:: Text segment ::
☆ ☆ ☆ ☆ ☆ ☆ ☆

The best prospects in Hong Kong will be in hair coloring products, skin-whitening products, nail products, color cosmetics, permanent eye makeup, and skin care products for professional beauty salons. U.S. skin care and hair care products have a reputation for quality, innovation, competitive prices, stringent quality control, and safety. While Japan is currently the market leader in color cosmetics, France is the leading perfume supplier to Hong Kong.
According to U.S. government statistics, Hong Kong was the United States 15th-largest trading partner and 13th-largest export destination in 2001. U.S. exports to Hong Kong totaled $14.1 billion in 2001, and bilateral trade totaled $23.7 billion. U.S. exports to Hong Kong in the first quarter of 2002 were down 18.2 percent over the previous year due to sluggish domestic consumption and capital investment.

☆ ☆ ☆ ☆ ☆ ☆ ☆

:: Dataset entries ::
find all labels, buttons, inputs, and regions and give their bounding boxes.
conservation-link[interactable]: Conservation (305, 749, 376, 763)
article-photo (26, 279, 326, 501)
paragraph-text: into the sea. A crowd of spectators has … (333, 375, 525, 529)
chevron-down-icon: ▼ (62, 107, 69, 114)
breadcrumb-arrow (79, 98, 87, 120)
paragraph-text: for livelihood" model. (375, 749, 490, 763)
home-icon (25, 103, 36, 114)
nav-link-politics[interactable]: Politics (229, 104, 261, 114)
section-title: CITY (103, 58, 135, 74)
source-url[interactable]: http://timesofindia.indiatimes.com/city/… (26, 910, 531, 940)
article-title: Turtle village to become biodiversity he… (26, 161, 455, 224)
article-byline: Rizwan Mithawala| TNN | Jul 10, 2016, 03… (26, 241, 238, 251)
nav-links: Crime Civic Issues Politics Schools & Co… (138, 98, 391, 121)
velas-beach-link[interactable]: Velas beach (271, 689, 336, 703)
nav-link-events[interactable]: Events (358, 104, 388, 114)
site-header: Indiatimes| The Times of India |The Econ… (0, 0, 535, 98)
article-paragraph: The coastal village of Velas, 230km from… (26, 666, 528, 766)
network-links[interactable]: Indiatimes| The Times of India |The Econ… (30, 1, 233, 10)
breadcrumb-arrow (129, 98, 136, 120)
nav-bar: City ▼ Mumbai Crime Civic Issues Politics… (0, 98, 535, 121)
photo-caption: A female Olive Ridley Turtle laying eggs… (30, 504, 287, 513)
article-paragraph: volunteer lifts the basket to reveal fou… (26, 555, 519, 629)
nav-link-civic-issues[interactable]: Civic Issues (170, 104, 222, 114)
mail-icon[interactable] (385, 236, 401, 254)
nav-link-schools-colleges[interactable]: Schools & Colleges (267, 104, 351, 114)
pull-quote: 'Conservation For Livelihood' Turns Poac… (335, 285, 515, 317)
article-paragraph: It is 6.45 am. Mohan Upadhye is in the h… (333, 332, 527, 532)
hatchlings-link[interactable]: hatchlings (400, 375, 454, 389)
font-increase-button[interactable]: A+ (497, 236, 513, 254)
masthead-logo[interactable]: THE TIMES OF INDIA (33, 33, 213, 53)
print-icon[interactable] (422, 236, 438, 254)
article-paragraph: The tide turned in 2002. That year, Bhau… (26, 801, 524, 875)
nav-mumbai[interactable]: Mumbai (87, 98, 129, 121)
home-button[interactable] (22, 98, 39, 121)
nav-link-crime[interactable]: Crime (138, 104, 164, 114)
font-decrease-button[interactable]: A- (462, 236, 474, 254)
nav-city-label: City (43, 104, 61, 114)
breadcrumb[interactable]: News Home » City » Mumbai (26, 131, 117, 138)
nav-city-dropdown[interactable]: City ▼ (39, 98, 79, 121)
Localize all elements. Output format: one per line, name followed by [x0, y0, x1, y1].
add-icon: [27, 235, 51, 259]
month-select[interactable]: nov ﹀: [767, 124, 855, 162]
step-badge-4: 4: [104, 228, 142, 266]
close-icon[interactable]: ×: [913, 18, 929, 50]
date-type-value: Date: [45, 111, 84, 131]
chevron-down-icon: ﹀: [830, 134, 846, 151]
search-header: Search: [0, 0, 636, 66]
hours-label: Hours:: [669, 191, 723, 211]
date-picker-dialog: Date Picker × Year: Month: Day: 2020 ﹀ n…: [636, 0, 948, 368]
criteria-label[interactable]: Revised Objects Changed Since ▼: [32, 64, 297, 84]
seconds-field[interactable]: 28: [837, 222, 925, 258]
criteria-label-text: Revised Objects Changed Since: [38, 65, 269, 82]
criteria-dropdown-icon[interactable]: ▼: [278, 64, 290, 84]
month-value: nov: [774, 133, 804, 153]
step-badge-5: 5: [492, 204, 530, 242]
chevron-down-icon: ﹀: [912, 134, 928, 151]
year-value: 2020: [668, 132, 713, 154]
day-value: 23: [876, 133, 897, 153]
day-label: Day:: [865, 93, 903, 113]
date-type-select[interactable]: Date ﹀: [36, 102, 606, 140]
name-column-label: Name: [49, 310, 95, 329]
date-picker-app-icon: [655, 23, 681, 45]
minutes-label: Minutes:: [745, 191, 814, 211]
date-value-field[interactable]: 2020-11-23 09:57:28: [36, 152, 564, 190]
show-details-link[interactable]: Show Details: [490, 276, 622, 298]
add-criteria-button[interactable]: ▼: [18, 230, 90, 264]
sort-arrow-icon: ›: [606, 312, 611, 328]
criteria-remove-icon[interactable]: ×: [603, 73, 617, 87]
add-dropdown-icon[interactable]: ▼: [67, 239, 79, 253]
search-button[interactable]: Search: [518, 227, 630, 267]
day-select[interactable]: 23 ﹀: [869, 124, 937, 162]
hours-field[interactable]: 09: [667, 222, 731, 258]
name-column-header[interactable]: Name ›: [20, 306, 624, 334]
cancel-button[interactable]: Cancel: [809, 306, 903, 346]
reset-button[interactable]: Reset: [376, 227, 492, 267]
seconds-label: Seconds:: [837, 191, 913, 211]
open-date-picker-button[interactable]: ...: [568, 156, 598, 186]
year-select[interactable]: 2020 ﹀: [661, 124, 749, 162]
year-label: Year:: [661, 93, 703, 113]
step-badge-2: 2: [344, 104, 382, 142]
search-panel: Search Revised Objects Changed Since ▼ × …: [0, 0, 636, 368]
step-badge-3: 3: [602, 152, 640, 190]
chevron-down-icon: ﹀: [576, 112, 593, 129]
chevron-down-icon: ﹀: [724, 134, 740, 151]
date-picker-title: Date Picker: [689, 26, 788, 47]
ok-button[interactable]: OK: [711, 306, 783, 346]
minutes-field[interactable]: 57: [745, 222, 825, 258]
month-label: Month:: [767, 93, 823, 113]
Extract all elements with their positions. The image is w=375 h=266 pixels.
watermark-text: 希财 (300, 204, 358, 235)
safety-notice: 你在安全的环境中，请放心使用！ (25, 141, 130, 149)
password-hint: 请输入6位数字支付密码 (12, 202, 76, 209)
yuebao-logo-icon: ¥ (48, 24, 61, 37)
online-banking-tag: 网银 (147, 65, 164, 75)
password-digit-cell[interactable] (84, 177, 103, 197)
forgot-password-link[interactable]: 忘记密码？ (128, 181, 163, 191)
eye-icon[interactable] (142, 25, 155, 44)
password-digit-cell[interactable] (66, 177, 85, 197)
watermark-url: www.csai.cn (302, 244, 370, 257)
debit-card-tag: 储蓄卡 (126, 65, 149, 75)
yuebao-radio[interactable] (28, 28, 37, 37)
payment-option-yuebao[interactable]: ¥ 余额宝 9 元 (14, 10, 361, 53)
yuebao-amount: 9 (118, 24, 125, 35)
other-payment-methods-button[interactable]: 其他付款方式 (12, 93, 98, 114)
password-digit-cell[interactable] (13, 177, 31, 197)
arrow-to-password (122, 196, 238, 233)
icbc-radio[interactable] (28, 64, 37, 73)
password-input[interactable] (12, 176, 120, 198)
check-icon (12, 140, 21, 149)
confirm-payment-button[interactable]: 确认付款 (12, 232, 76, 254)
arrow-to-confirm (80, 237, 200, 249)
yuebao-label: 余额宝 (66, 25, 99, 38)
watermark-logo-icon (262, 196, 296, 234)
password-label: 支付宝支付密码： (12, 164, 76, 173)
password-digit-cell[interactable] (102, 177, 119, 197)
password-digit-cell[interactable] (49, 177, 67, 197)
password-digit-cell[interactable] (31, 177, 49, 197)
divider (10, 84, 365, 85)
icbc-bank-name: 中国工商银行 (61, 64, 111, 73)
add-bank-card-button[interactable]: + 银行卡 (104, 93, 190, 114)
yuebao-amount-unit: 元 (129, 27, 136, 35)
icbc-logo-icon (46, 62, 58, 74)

☆ ☆ ☆ ☆ ☆ ☆ ☆

:: Exercise 1 ::
According to the Hong Kong market text, which country is the leading perfume supplier to Hong Kong?
:: Exercise 2 ::
Swap "sluggish" for "weak" in the Hong Kong market text, and write out the passage starting with "According to U.S." and going on through "and capital investment.".

:: Expected output 1 ::
France.

:: Expected output 2 ::
According to U.S. government statistics, Hong Kong was the United States 15th-largest trading partner and 13th-largest export destination in 2001. U.S. exports to Hong Kong totaled $14.1 billion in 2001, and bilateral trade totaled $23.7 billion. U.S. exports to Hong Kong in the first quarter of 2002 were down 18.2 percent over the previous year due to weak domestic consumption and capital investment.